We’re doing this because we believe this future is coming regardless, and we’d rather be the ones running it first while monitoring every interaction, analyzing the traces, benchmarking how much autonomy an AI can responsibly hold."

I always enjoy how these AI companies try to take a moral high ground. When someone doesn't want something to be the future, usually, their instinct is not to try to be the first person doing that exact thing. If you don't want this to be the future than why don't you spend your time building a future you do want? Supporting people that want more AI regulation to stop this? Literally anything else.

Just be honest, you think this is the future and you do in fact want to be first doing it to be in a position to make alot of money. Do you think people don't know what and ad is when they see one?

Lammy an hour ago | parent | next [-]

> When someone doesn't want something to be the future, usually, their instinct is not to try to be the first person doing that exact thing. If you don't want this to be the future than why don't you spend your time building a future you do want?

“It only remains to point out that in many cases a person’s way of earning a living is also a surrogate activity. Not a PURE surrogate activity, since part of the motive for the activity is to gain the physical necessities and (for some people) social status and the luxuries that advertising makes them want. But many people put into their work far more effort than is necessary to earn whatever money and status they require, and this extra effort constitutes a surrogate activity. This extra effort, together with the emotional investment that accompanies it, is one of the most potent forces acting toward the continual development and perfecting of the system, with negative consequences for individual freedom.”

-- Industrial Society and Its Future (1995)

beloch 3 hours ago | parent | prev | next [-]

I once saw an interview with a guy who was into extreme body modification of an unprintable and life-altering nature. He said something to the effect of, "I like challenging people's conception of what humans are." I translated this as, "I did a dumb thing, but now that I'm getting the attention I was after I need to look smart."

For the guys in this story, my translation is, "We were totally fine with making money with no effort, because F paying more employees than we need to. This social media campaign is our backup plan to ensure we get some press and attention out of it even if it fails. We'd totally be cool with making a lot of money though. Please visit our quirky AI shop and buy our stuff."

balls187 an hour ago | parent | next [-]

Freakanomics podcast had a recent episode regarding Cheating with PEDS, and interviewed the (former) head of the Enhanced Games. At one point, he discussed the benefit for society because athletes would be monitored for 5-years post performance.

To me, it seemed like a modern day tech-take of human cock-fighting.

rafaelmn 9 minutes ago | parent [-]

Honestly PEDS are stigmatized and under-researched for the performance enhancing aspect. They have undoubtable side effects - but how much, why, etc. is kind of meh from what I saw when I was looking into this, bro science is best you can get. Few studies here and there giving people modes test boosts and measuring athletic performance.

- Material -

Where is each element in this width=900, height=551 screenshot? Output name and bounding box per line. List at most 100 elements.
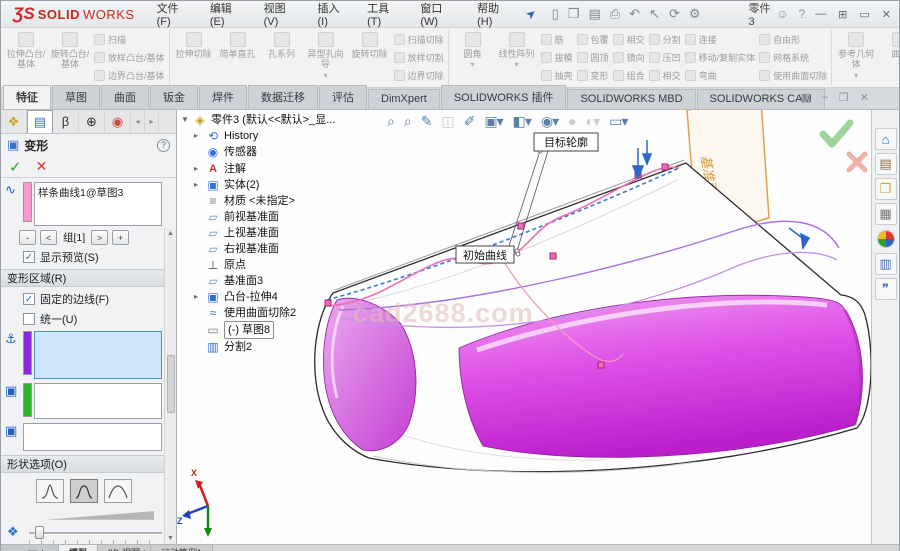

- Requirement -
Please set down everything in the comment thread above from "We’re doing this" down to "they see one?", word for word.

- Full output -
We’re doing this because we believe this future is coming regardless, and we’d rather be the ones running it first while monitoring every interaction, analyzing the traces, benchmarking how much autonomy an AI can responsibly hold."

I always enjoy how these AI companies try to take a moral high ground. When someone doesn't want something to be the future, usually, their instinct is not to try to be the first person doing that exact thing. If you don't want this to be the future than why don't you spend your time building a future you do want? Supporting people that want more AI regulation to stop this? Literally anything else.

Just be honest, you think this is the future and you do in fact want to be first doing it to be in a position to make alot of money. Do you think people don't know what and ad is when they see one?